• Exercise instructions: Will you give every entry again exactly as it stands?

--- start Record extracts ---

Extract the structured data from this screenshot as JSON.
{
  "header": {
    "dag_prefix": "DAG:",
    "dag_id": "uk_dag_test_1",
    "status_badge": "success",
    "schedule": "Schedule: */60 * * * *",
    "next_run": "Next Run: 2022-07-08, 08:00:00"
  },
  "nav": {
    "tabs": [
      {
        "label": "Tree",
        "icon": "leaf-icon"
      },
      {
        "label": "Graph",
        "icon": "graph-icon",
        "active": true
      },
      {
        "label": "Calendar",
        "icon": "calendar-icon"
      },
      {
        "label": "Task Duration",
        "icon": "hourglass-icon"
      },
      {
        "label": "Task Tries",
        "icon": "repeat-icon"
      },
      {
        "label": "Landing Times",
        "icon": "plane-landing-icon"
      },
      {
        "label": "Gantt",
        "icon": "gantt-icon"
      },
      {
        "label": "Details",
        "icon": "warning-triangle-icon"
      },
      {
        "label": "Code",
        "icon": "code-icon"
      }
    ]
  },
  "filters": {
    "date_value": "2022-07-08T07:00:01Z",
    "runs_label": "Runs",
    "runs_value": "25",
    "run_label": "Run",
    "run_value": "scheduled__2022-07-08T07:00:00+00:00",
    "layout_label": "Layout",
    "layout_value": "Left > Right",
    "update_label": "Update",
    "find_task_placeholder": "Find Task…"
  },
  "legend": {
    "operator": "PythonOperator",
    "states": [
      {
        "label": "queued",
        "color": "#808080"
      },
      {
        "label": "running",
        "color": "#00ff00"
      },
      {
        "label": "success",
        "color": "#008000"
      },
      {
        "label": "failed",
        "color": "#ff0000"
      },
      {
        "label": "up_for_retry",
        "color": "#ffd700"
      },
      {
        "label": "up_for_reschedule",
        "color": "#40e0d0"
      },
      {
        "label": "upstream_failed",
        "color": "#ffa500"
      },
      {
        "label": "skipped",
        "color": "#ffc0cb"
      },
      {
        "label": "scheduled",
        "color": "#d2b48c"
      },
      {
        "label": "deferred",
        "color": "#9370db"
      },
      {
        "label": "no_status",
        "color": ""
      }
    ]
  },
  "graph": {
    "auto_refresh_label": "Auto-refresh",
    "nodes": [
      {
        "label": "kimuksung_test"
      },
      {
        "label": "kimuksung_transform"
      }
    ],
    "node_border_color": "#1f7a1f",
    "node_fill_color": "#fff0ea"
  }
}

--- end Record extracts ---

• Problem solution:
Extract the structured data from this screenshot as JSON.
{
  "header": {
    "dag_prefix": "DAG:",
    "dag_id": "uk_dag_test_1",
    "status_badge": "success",
    "schedule": "Schedule: */60 * * * *",
    "next_run": "Next Run: 2022-07-08, 08:00:00"
  },
  "nav": {
    "tabs": [
      {
        "label": "Tree",
        "icon": "leaf-icon"
      },
      {
        "label": "Graph",
        "icon": "graph-icon",
        "active": true
      },
      {
        "label": "Calendar",
        "icon": "calendar-icon"
      },
      {
        "label": "Task Duration",
        "icon": "hourglass-icon"
      },
      {
        "label": "Task Tries",
        "icon": "repeat-icon"
      },
      {
        "label": "Landing Times",
        "icon": "plane-landing-icon"
      },
      {
        "label": "Gantt",
        "icon": "gantt-icon"
      },
      {
        "label": "Details",
        "icon": "warning-triangle-icon"
      },
      {
        "label": "Code",
        "icon": "code-icon"
      }
    ]
  },
  "filters": {
    "date_value": "2022-07-08T07:00:01Z",
    "runs_label": "Runs",
    "runs_value": "25",
    "run_label": "Run",
    "run_value": "scheduled__2022-07-08T07:00:00+00:00",
    "layout_label": "Layout",
    "layout_value": "Left > Right",
    "update_label": "Update",
    "find_task_placeholder": "Find Task…"
  },
  "legend": {
    "operator": "PythonOperator",
    "states": [
      {
        "label": "queued",
        "color": "#808080"
      },
      {
        "label": "running",
        "color": "#00ff00"
      },
      {
        "label": "success",
        "color": "#008000"
      },
      {
        "label": "failed",
        "color": "#ff0000"
      },
      {
        "label": "up_for_retry",
        "color": "#ffd700"
      },
      {
        "label": "up_for_reschedule",
        "color": "#40e0d0"
      },
      {
        "label": "upstream_failed",
        "color": "#ffa500"
      },
      {
        "label": "skipped",
        "color": "#ffc0cb"
      },
      {
        "label": "scheduled",
        "color": "#d2b48c"
      },
      {
        "label": "deferred",
        "color": "#9370db"
      },
      {
        "label": "no_status",
        "color": ""
      }
    ]
  },
  "graph": {
    "auto_refresh_label": "Auto-refresh",
    "nodes": [
      {
        "label": "kimuksung_test"
      },
      {
        "label": "kimuksung_transform"
      }
    ],
    "node_border_color": "#1f7a1f",
    "node_fill_color": "#fff0ea"
  }
}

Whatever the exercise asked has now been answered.